** start DATA SHOWN **
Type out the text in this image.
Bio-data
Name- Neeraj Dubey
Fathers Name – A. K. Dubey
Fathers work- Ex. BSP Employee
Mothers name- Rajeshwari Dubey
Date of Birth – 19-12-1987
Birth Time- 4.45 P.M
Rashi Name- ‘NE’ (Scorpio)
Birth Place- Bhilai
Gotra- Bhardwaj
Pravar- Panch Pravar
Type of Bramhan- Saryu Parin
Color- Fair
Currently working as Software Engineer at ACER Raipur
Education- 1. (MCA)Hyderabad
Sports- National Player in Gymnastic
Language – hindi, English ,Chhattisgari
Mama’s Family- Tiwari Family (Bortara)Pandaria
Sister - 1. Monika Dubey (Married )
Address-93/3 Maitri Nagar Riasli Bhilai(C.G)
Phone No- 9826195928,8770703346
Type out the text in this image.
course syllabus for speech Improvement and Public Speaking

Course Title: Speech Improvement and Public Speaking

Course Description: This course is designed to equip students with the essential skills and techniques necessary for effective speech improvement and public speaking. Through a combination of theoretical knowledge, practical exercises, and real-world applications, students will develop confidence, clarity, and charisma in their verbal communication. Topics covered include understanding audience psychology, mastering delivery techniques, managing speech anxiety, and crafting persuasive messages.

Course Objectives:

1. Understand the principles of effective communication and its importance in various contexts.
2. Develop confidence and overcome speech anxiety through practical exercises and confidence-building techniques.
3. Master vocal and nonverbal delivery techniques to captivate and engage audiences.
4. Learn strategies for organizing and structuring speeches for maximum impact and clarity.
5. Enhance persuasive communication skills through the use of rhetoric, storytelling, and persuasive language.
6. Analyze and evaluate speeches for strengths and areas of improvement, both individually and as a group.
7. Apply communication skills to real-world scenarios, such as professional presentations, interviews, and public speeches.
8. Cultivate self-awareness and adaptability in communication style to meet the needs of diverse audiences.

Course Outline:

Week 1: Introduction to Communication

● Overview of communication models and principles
** end DATA SHOWN **
GIVEN TASK:
From the listing above, extract every line exactly as it stands.

EXERCISE ANSWER:
Type out the text in this image.
Bio-data
Name- Neeraj Dubey
Fathers Name – A. K. Dubey
Fathers work- Ex. BSP Employee
Mothers name- Rajeshwari Dubey
Date of Birth – 19-12-1987
Birth Time- 4.45 P.M
Rashi Name- ‘NE’ (Scorpio)
Birth Place- Bhilai
Gotra- Bhardwaj
Pravar- Panch Pravar
Type of Bramhan- Saryu Parin
Color- Fair
Currently working as Software Engineer at ACER Raipur
Education- 1. (MCA)Hyderabad
Sports- National Player in Gymnastic
Language – hindi, English ,Chhattisgari
Mama’s Family- Tiwari Family (Bortara)Pandaria
Sister - 1. Monika Dubey (Married )
Address-93/3 Maitri Nagar Riasli Bhilai(C.G)
Phone No- 9826195928,8770703346
Type out the text in this image.
course syllabus for speech Improvement and Public Speaking

Course Title: Speech Improvement and Public Speaking

Course Description: This course is designed to equip students with the essential skills and techniques necessary for effective speech improvement and public speaking. Through a combination of theoretical knowledge, practical exercises, and real-world applications, students will develop confidence, clarity, and charisma in their verbal communication. Topics covered include understanding audience psychology, mastering delivery techniques, managing speech anxiety, and crafting persuasive messages.

Course Objectives:

1. Understand the principles of effective communication and its importance in various contexts.
2. Develop confidence and overcome speech anxiety through practical exercises and confidence-building techniques.
3. Master vocal and nonverbal delivery techniques to captivate and engage audiences.
4. Learn strategies for organizing and structuring speeches for maximum impact and clarity.
5. Enhance persuasive communication skills through the use of rhetoric, storytelling, and persuasive language.
6. Analyze and evaluate speeches for strengths and areas of improvement, both individually and as a group.
7. Apply communication skills to real-world scenarios, such as professional presentations, interviews, and public speeches.
8. Cultivate self-awareness and adaptability in communication style to meet the needs of diverse audiences.

Course Outline:

Week 1: Introduction to Communication

● Overview of communication models and principles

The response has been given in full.